_TASK INPUTS_
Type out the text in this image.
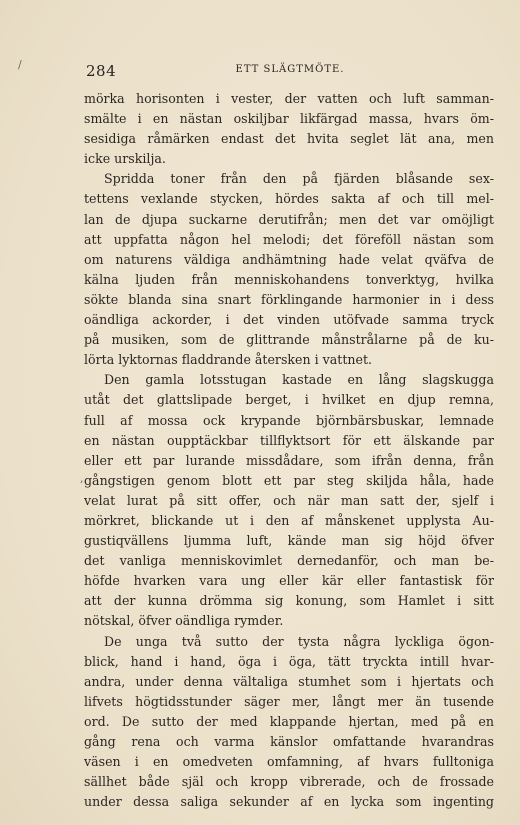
284	ETT SLÄGTMÖTE.
/
,
mörka horisonten i vester, der vatten och luft samman-
smälte i en nästan oskiljbar likfärgad massa, hvars öm-
sesidiga råmärken endast det hvita seglet lät ana, men
icke urskilja.
Spridda toner från den på fjärden blåsande sex-
tettens vexlande stycken, hördes sakta af och till mel-
lan de djupa suckarne derutifrån; men det var omöjligt
att uppfatta någon hel melodi; det föreföll nästan som
om naturens väldiga andhämtning hade velat qväfva de
kälna ljuden från menniskohandens tonverktyg, hvilka
sökte blanda sina snart förklingande harmonier in i dess
oändliga ackorder, i det vinden utöfvade samma tryck
på musiken, som de glittrande månstrålarne på de ku-
lörta lyktornas fladdrande återsken i vattnet.
Den gamla lotsstugan kastade en lång slagskugga
utåt det glattslipade berget, i hvilket en djup remna,
full af mossa ock krypande björnbärsbuskar, lemnade
en nästan oupptäckbar tillflyktsort för ett älskande par
eller ett par lurande missdådare, som ifrån denna, från
gångstigen genom blott ett par steg skiljda håla, hade
velat lurat på sitt offer, och när man satt der, sjelf i
mörkret, blickande ut i den af månskenet upplysta Au-
gustiqvällens ljumma luft, kände man sig höjd öfver
det vanliga menniskovimlet dernedanför, och man be-
höfde hvarken vara ung eller kär eller fantastisk för
att der kunna drömma sig konung, som Hamlet i sitt
nötskal, öfver oändliga rymder.
De unga två sutto der tysta några lyckliga ögon-
blick, hand i hand, öga i öga, tätt tryckta intill hvar-
andra, under denna vältaliga stumhet som i hjertats och
lifvets högtidsstunder säger mer, långt mer än tusende
ord. De sutto der med klappande hjertan, med på en
gång rena och varma känslor omfattande hvarandras
väsen i en omedveten omfamning, af hvars fulltoniga
sällhet både själ och kropp vibrerade, och de frossade
under dessa saliga sekunder af en lycka som ingenting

_INSTRUCTIONS TO FOLLOW_
Please repeat everything in the data above except the pictures, exactly as it reads.

_TASK RESULT_
Type out the text in this image.
284	ETT SLÄGTMÖTE.
/
,
mörka horisonten i vester, der vatten och luft samman-
smälte i en nästan oskiljbar likfärgad massa, hvars öm-
sesidiga råmärken endast det hvita seglet lät ana, men
icke urskilja.
Spridda toner från den på fjärden blåsande sex-
tettens vexlande stycken, hördes sakta af och till mel-
lan de djupa suckarne derutifrån; men det var omöjligt
att uppfatta någon hel melodi; det föreföll nästan som
om naturens väldiga andhämtning hade velat qväfva de
kälna ljuden från menniskohandens tonverktyg, hvilka
sökte blanda sina snart förklingande harmonier in i dess
oändliga ackorder, i det vinden utöfvade samma tryck
på musiken, som de glittrande månstrålarne på de ku-
lörta lyktornas fladdrande återsken i vattnet.
Den gamla lotsstugan kastade en lång slagskugga
utåt det glattslipade berget, i hvilket en djup remna,
full af mossa ock krypande björnbärsbuskar, lemnade
en nästan oupptäckbar tillflyktsort för ett älskande par
eller ett par lurande missdådare, som ifrån denna, från
gångstigen genom blott ett par steg skiljda håla, hade
velat lurat på sitt offer, och när man satt der, sjelf i
mörkret, blickande ut i den af månskenet upplysta Au-
gustiqvällens ljumma luft, kände man sig höjd öfver
det vanliga menniskovimlet dernedanför, och man be-
höfde hvarken vara ung eller kär eller fantastisk för
att der kunna drömma sig konung, som Hamlet i sitt
nötskal, öfver oändliga rymder.
De unga två sutto der tysta några lyckliga ögon-
blick, hand i hand, öga i öga, tätt tryckta intill hvar-
andra, under denna vältaliga stumhet som i hjertats och
lifvets högtidsstunder säger mer, långt mer än tusende
ord. De sutto der med klappande hjertan, med på en
gång rena och varma känslor omfattande hvarandras
väsen i en omedveten omfamning, af hvars fulltoniga
sällhet både själ och kropp vibrerade, och de frossade
under dessa saliga sekunder af en lycka som ingenting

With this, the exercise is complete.